(Task objective): Each line in the entries below that holds the string "defunta" is to be listed.

(Source material):
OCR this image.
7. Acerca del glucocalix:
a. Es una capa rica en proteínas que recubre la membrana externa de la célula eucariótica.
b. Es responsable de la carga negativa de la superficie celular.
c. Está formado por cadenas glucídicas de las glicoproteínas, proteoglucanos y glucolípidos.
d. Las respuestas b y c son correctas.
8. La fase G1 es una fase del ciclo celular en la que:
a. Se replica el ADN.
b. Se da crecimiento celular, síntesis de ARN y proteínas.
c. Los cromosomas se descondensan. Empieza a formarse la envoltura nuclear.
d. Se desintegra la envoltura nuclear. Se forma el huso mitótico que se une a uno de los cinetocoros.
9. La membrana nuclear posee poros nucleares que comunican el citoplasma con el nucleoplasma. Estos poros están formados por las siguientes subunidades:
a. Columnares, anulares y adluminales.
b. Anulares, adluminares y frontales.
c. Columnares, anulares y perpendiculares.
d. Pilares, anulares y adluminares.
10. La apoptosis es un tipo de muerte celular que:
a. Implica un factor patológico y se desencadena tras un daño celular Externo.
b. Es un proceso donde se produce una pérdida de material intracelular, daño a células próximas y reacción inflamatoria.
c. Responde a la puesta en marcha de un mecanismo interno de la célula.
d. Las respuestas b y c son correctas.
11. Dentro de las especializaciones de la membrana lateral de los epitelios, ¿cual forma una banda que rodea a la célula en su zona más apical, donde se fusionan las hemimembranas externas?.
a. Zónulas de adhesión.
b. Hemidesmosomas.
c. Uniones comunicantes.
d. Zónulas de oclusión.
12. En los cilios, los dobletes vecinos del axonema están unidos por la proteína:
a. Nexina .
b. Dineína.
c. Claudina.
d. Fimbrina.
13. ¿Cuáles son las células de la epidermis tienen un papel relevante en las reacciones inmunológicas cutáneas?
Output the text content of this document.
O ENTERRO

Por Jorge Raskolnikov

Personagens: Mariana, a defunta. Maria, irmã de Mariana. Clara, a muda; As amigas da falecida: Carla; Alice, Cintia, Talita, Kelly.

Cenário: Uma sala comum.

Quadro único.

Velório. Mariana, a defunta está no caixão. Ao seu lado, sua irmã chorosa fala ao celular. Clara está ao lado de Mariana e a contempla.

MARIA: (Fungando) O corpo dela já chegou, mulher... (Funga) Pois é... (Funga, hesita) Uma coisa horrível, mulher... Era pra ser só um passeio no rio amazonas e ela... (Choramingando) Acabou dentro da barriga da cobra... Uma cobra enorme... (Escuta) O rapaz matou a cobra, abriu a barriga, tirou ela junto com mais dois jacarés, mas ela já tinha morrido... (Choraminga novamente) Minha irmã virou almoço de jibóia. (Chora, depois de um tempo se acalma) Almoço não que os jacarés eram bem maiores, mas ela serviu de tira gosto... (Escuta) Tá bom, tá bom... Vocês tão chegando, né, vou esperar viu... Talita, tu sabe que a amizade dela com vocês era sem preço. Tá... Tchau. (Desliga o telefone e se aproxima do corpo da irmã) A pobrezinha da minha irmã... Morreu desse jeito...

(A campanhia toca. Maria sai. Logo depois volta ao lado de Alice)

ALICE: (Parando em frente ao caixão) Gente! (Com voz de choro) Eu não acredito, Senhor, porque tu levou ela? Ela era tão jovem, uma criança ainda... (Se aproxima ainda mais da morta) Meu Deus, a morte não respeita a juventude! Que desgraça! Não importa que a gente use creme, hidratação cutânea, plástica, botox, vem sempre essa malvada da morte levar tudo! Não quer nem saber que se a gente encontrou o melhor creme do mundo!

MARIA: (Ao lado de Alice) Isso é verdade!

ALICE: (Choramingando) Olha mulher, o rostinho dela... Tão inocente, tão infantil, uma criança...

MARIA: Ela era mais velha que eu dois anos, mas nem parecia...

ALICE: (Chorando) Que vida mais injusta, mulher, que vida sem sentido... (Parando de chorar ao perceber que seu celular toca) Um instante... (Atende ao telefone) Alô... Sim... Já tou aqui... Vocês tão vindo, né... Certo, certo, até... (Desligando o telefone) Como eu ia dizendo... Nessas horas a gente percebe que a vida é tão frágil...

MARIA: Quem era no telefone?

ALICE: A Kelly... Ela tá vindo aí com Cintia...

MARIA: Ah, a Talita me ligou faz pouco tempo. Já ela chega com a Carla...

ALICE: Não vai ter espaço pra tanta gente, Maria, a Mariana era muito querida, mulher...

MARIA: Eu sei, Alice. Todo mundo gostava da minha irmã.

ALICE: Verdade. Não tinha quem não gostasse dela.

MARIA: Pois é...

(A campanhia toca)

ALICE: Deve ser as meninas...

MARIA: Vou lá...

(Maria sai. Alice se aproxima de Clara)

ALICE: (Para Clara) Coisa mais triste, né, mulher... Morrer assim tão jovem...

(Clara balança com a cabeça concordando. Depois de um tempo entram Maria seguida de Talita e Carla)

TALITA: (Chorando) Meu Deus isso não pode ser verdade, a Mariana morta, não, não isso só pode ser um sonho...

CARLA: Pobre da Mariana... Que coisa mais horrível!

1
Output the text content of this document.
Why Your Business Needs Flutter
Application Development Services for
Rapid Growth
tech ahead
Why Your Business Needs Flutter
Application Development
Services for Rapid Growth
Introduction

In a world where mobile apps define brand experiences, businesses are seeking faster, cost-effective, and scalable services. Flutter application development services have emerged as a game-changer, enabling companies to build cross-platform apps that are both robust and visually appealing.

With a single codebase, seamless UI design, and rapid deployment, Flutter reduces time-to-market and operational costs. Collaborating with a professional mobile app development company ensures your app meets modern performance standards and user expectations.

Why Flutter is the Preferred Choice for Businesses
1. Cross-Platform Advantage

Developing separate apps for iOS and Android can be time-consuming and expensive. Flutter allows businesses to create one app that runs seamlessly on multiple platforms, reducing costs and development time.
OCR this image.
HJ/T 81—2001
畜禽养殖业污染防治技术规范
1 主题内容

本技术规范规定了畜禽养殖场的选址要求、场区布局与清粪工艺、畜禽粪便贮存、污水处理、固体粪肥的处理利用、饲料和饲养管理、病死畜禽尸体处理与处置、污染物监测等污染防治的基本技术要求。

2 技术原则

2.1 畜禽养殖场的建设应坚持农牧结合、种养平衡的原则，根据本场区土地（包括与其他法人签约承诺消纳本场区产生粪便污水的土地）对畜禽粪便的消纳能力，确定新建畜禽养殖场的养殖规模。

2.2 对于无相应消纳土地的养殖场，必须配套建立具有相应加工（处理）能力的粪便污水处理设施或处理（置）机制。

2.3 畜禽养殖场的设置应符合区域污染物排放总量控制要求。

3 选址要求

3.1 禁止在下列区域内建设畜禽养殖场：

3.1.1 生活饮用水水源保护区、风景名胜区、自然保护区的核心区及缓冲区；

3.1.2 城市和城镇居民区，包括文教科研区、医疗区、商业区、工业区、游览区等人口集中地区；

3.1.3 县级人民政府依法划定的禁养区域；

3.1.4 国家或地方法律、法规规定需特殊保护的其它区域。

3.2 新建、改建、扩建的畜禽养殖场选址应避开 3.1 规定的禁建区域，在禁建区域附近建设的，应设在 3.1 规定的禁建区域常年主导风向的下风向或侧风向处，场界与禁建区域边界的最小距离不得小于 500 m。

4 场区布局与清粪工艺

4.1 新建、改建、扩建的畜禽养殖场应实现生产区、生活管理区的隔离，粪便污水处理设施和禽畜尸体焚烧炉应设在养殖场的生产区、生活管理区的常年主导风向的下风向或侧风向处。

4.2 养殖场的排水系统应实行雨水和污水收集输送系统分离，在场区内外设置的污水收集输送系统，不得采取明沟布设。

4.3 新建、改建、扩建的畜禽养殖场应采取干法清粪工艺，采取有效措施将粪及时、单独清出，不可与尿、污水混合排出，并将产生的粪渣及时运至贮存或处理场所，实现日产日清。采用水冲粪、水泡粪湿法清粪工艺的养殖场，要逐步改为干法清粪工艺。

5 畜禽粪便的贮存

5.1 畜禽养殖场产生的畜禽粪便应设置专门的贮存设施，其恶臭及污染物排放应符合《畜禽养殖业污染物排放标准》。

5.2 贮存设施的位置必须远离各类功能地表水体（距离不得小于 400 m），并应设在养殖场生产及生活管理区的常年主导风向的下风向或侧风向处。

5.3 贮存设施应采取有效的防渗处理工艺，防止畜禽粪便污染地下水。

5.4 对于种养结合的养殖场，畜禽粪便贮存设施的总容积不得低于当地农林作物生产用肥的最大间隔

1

(Full solution):
Personagens: Mariana, a defunta. Maria, irmã de Mariana. Clara, a muda; As amigas da falecida: Carla; Alice, Cintia, Talita, Kelly.
Velório. Mariana, a defunta está no caixão. Ao seu lado, sua irmã chorosa fala ao celular. Clara está ao lado de Mariana e a contempla.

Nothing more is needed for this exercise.